### DIRECTIONS FOR THIS TASK
Transcribe the records below exactly as they appear.

### INPUT RECORDS
>> BEGIN

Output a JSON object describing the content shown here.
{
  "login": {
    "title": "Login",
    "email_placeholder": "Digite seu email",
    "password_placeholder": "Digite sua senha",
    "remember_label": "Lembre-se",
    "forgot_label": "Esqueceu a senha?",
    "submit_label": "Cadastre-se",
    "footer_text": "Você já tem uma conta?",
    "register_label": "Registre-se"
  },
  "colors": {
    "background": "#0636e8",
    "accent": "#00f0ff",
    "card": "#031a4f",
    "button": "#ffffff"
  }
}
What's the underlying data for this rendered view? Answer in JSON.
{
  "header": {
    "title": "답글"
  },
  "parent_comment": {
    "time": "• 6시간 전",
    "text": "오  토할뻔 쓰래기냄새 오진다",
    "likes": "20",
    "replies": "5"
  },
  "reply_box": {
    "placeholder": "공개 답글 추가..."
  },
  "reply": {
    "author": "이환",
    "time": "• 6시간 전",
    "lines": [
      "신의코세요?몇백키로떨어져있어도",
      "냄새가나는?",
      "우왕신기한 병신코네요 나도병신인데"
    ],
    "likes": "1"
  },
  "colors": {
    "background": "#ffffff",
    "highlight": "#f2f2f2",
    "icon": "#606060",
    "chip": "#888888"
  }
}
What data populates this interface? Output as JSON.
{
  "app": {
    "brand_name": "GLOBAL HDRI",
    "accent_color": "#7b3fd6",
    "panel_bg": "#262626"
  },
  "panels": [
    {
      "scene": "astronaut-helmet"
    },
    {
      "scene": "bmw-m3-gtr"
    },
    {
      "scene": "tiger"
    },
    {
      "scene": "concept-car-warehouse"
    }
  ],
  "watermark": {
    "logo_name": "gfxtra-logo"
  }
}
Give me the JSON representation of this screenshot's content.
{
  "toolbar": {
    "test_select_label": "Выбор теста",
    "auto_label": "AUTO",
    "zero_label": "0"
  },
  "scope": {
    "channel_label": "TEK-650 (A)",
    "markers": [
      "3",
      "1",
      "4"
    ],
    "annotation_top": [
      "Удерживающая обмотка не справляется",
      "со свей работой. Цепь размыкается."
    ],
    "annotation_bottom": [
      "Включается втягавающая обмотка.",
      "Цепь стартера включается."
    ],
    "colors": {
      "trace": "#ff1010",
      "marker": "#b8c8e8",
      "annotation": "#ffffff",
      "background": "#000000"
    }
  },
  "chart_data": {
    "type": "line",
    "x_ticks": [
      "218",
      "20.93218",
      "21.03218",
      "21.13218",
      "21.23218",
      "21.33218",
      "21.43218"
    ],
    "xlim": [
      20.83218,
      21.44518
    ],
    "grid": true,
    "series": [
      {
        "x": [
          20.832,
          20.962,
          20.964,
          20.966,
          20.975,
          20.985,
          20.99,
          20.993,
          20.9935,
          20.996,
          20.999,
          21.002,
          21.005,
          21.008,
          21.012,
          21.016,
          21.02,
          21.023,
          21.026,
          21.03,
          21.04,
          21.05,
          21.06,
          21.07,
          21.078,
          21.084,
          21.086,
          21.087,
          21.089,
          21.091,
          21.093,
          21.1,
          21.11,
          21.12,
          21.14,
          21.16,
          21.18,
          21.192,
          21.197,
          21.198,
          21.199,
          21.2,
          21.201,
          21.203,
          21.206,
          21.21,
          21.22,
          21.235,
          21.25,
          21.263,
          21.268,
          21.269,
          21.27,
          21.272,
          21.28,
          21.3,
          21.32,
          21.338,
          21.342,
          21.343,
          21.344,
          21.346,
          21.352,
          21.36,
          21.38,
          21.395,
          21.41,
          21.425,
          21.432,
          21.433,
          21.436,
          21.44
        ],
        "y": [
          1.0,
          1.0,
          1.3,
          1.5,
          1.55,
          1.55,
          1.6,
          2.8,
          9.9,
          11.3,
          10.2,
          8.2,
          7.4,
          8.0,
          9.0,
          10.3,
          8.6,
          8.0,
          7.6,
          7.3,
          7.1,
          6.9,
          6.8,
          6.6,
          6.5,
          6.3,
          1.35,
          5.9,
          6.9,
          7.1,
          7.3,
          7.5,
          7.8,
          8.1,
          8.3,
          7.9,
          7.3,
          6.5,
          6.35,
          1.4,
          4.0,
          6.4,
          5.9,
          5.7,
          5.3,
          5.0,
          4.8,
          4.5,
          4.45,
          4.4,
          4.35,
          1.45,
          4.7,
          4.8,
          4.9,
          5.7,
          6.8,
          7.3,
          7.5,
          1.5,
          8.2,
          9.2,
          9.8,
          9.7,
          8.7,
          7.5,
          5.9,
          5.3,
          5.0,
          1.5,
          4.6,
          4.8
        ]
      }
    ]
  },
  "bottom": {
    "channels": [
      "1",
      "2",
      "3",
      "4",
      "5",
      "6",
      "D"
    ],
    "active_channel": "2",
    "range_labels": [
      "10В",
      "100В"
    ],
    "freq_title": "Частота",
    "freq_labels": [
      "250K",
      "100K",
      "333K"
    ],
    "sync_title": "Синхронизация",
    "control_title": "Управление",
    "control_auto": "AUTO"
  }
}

>> END

### RESPONSE
Output a JSON object describing the content shown here.
{
  "login": {
    "title": "Login",
    "email_placeholder": "Digite seu email",
    "password_placeholder": "Digite sua senha",
    "remember_label": "Lembre-se",
    "forgot_label": "Esqueceu a senha?",
    "submit_label": "Cadastre-se",
    "footer_text": "Você já tem uma conta?",
    "register_label": "Registre-se"
  },
  "colors": {
    "background": "#0636e8",
    "accent": "#00f0ff",
    "card": "#031a4f",
    "button": "#ffffff"
  }
}
What's the underlying data for this rendered view? Answer in JSON.
{
  "header": {
    "title": "답글"
  },
  "parent_comment": {
    "time": "• 6시간 전",
    "text": "오  토할뻔 쓰래기냄새 오진다",
    "likes": "20",
    "replies": "5"
  },
  "reply_box": {
    "placeholder": "공개 답글 추가..."
  },
  "reply": {
    "author": "이환",
    "time": "• 6시간 전",
    "lines": [
      "신의코세요?몇백키로떨어져있어도",
      "냄새가나는?",
      "우왕신기한 병신코네요 나도병신인데"
    ],
    "likes": "1"
  },
  "colors": {
    "background": "#ffffff",
    "highlight": "#f2f2f2",
    "icon": "#606060",
    "chip": "#888888"
  }
}
What data populates this interface? Output as JSON.
{
  "app": {
    "brand_name": "GLOBAL HDRI",
    "accent_color": "#7b3fd6",
    "panel_bg": "#262626"
  },
  "panels": [
    {
      "scene": "astronaut-helmet"
    },
    {
      "scene": "bmw-m3-gtr"
    },
    {
      "scene": "tiger"
    },
    {
      "scene": "concept-car-warehouse"
    }
  ],
  "watermark": {
    "logo_name": "gfxtra-logo"
  }
}
Give me the JSON representation of this screenshot's content.
{
  "toolbar": {
    "test_select_label": "Выбор теста",
    "auto_label": "AUTO",
    "zero_label": "0"
  },
  "scope": {
    "channel_label": "TEK-650 (A)",
    "markers": [
      "3",
      "1",
      "4"
    ],
    "annotation_top": [
      "Удерживающая обмотка не справляется",
      "со свей работой. Цепь размыкается."
    ],
    "annotation_bottom": [
      "Включается втягавающая обмотка.",
      "Цепь стартера включается."
    ],
    "colors": {
      "trace": "#ff1010",
      "marker": "#b8c8e8",
      "annotation": "#ffffff",
      "background": "#000000"
    }
  },
  "chart_data": {
    "type": "line",
    "x_ticks": [
      "218",
      "20.93218",
      "21.03218",
      "21.13218",
      "21.23218",
      "21.33218",
      "21.43218"
    ],
    "xlim": [
      20.83218,
      21.44518
    ],
    "grid": true,
    "series": [
      {
        "x": [
          20.832,
          20.962,
          20.964,
          20.966,
          20.975,
          20.985,
          20.99,
          20.993,
          20.9935,
          20.996,
          20.999,
          21.002,
          21.005,
          21.008,
          21.012,
          21.016,
          21.02,
          21.023,
          21.026,
          21.03,
          21.04,
          21.05,
          21.06,
          21.07,
          21.078,
          21.084,
          21.086,
          21.087,
          21.089,
          21.091,
          21.093,
          21.1,
          21.11,
          21.12,
          21.14,
          21.16,
          21.18,
          21.192,
          21.197,
          21.198,
          21.199,
          21.2,
          21.201,
          21.203,
          21.206,
          21.21,
          21.22,
          21.235,
          21.25,
          21.263,
          21.268,
          21.269,
          21.27,
          21.272,
          21.28,
          21.3,
          21.32,
          21.338,
          21.342,
          21.343,
          21.344,
          21.346,
          21.352,
          21.36,
          21.38,
          21.395,
          21.41,
          21.425,
          21.432,
          21.433,
          21.436,
          21.44
        ],
        "y": [
          1.0,
          1.0,
          1.3,
          1.5,
          1.55,
          1.55,
          1.6,
          2.8,
          9.9,
          11.3,
          10.2,
          8.2,
          7.4,
          8.0,
          9.0,
          10.3,
          8.6,
          8.0,
          7.6,
          7.3,
          7.1,
          6.9,
          6.8,
          6.6,
          6.5,
          6.3,
          1.35,
          5.9,
          6.9,
          7.1,
          7.3,
          7.5,
          7.8,
          8.1,
          8.3,
          7.9,
          7.3,
          6.5,
          6.35,
          1.4,
          4.0,
          6.4,
          5.9,
          5.7,
          5.3,
          5.0,
          4.8,
          4.5,
          4.45,
          4.4,
          4.35,
          1.45,
          4.7,
          4.8,
          4.9,
          5.7,
          6.8,
          7.3,
          7.5,
          1.5,
          8.2,
          9.2,
          9.8,
          9.7,
          8.7,
          7.5,
          5.9,
          5.3,
          5.0,
          1.5,
          4.6,
          4.8
        ]
      }
    ]
  },
  "bottom": {
    "channels": [
      "1",
      "2",
      "3",
      "4",
      "5",
      "6",
      "D"
    ],
    "active_channel": "2",
    "range_labels": [
      "10В",
      "100В"
    ],
    "freq_title": "Частота",
    "freq_labels": [
      "250K",
      "100K",
      "333K"
    ],
    "sync_title": "Синхронизация",
    "control_title": "Управление",
    "control_auto": "AUTO"
  }
}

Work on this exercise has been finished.